● **Source text**:
*-*-*

But the Shah also needed someone to blame for the flawed election. On August 28, 1960, he forced Prime Minister Manouchehr Egbal to resign. Many in Iran, including foreign diplomats, believed that by “operating constantly in the name of the Shah,” Egbal had done him a disservice, creating a situation where disgruntled citizens blamed “the government and the sovereign together.”51 But now that a scapegoat was needed, Egbal obliged by resigning and quietly bearing the occasionally vicious attacks. Though he was the subject of constant attacks for rigging the election, it was clear that Egbal was by no means the “only agent of electoral fraud”—everyone from the Shah to General Bakhtiyar, Alam, and Egbal had participated. But Egbal was picked to take the fall. The choice was particularly ironic, some would say poetic justice. Egbal had turned sycophancy into an art and became infamous for signing his letters to the Shah as “Your House-born Slave”—Golame Khane Zad. According to one seasoned British diplomat, Egbal had become a “laughing stock because of his vanity, coupled with sycophancy and determination to be photographed as often as possible with the Shah.”52 He eventually even managed to have one of his two daughters married off to Mahmoud, one of
the Shah’s half-brothers.
Egbal’s tenure as prime minister had lasted over three years. He did more than any other prime minister before him to ease, indeed invite, the Shah’s domination of every facet of the Iranian government, and in return, all he seemed to expect was to be retained as prime minister. But he was first forced to resign and then flee the country, fearing for his life.
A few months before his forced resignation, Egbal had complained about the Shah to the British and American ambassadors in Tehran, who found him “profoundly depressed.” The Shah, Egbal lamented, “has no confidence in him” and cavorted with what he called “louche characters.” What had particularly hurt Egbal was that the Shah had “summoned a meeting of ministers . . . and told them that he was the fountain head of all authority.” To the surprise of both the British and the American ambassadors, Egbal ended by saying he had no intention of resigning. Now he was forced to resign53 and faced the real possibility of going to prison. The Shah valued loyalty, and Egbal’s readiness to play his assigned role was amply rewarded as soon as the political climate allowed it.
The Shah’s first choice as Egbal’s replacement was his trusted minister of Court, Hussein Ala. But Ala was nothing if not cautious and aware of his own limits. The ongoing crisis, he sensed, was more than he could manage, and thus he “excused himself.”54 The Shah then decided to appoint Ja’far Sharif-Emami as prime minister.

*-*-*

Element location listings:
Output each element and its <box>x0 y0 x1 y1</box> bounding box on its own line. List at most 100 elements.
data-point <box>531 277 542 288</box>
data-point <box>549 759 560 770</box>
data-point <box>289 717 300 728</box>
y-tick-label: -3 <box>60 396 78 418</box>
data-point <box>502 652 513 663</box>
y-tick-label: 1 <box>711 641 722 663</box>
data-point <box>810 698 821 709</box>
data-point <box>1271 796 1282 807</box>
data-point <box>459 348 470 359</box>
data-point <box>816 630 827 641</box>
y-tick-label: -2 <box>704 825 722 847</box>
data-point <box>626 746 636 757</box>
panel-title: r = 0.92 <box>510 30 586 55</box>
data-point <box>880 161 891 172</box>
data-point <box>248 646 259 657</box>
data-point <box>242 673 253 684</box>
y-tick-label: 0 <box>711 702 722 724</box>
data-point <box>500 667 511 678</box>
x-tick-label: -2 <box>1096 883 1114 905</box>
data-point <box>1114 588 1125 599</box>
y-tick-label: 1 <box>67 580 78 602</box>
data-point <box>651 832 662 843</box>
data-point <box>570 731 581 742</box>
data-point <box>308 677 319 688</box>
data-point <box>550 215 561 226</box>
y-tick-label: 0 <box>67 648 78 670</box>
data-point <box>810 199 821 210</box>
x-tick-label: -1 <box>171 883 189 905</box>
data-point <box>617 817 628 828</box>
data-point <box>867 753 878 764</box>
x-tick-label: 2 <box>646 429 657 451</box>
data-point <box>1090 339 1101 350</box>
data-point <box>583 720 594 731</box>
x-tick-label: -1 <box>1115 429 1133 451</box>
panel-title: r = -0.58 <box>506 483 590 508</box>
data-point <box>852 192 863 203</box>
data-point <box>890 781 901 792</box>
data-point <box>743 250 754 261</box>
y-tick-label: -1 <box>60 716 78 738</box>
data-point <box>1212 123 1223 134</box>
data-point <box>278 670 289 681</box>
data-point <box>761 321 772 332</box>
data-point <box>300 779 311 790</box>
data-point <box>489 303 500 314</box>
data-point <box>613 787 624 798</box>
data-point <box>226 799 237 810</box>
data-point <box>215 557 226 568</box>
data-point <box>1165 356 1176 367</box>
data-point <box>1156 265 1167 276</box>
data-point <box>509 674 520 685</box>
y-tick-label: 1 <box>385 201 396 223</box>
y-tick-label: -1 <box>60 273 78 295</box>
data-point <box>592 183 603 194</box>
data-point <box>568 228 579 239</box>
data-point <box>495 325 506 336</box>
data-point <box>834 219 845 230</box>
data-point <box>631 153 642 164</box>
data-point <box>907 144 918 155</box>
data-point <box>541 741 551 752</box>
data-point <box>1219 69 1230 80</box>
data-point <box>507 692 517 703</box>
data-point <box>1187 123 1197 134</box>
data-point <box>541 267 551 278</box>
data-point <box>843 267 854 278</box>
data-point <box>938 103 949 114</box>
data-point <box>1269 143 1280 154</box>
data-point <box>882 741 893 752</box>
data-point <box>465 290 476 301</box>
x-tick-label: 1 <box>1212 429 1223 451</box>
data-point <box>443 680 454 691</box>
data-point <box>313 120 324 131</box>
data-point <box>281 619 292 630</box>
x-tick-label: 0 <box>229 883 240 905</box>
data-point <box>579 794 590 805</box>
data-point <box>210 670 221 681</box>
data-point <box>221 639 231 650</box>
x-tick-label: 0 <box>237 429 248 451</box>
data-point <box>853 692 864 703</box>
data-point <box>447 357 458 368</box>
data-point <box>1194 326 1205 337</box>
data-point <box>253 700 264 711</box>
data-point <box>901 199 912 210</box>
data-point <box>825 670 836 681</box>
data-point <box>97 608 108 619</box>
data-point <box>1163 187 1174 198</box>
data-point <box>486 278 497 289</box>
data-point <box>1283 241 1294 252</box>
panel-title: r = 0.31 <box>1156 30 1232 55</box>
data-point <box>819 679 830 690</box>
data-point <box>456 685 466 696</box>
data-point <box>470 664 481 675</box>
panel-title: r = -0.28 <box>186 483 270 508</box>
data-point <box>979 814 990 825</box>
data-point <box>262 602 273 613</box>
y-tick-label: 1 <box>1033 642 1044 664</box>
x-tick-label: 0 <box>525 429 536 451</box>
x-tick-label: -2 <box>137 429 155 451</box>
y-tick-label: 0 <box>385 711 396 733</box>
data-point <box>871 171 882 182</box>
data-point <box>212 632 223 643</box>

*-*-*

● **What to work on**:
• a. Summarize the passage on Egbal's resignation in two sentences.
• b. Reproduce the passage on Egbal's resignation word for word, starting with "Egbal’s tenure as" and going on through "for his life.".

● **Answers**:
• a. On August 28, 1960, the Shah forced Prime Minister Manouchehr Egbal to resign, making him the scapegoat for a flawed election in which the Shah, General Bakhtiyar, Alam, and Egbal had all taken part. After Hussein Ala, the Shah's first choice as replacement, excused himself, the Shah decided to appoint Ja'far Sharif-Emami as prime minister.

• b.
Egbal’s tenure as prime minister had lasted over three years. He did more than any other prime minister before him to ease, indeed invite, the Shah’s domination of every facet of the Iranian government, and in return, all he seemed to expect was to be retained as prime minister. But he was first forced to resign and then flee the country, fearing for his life.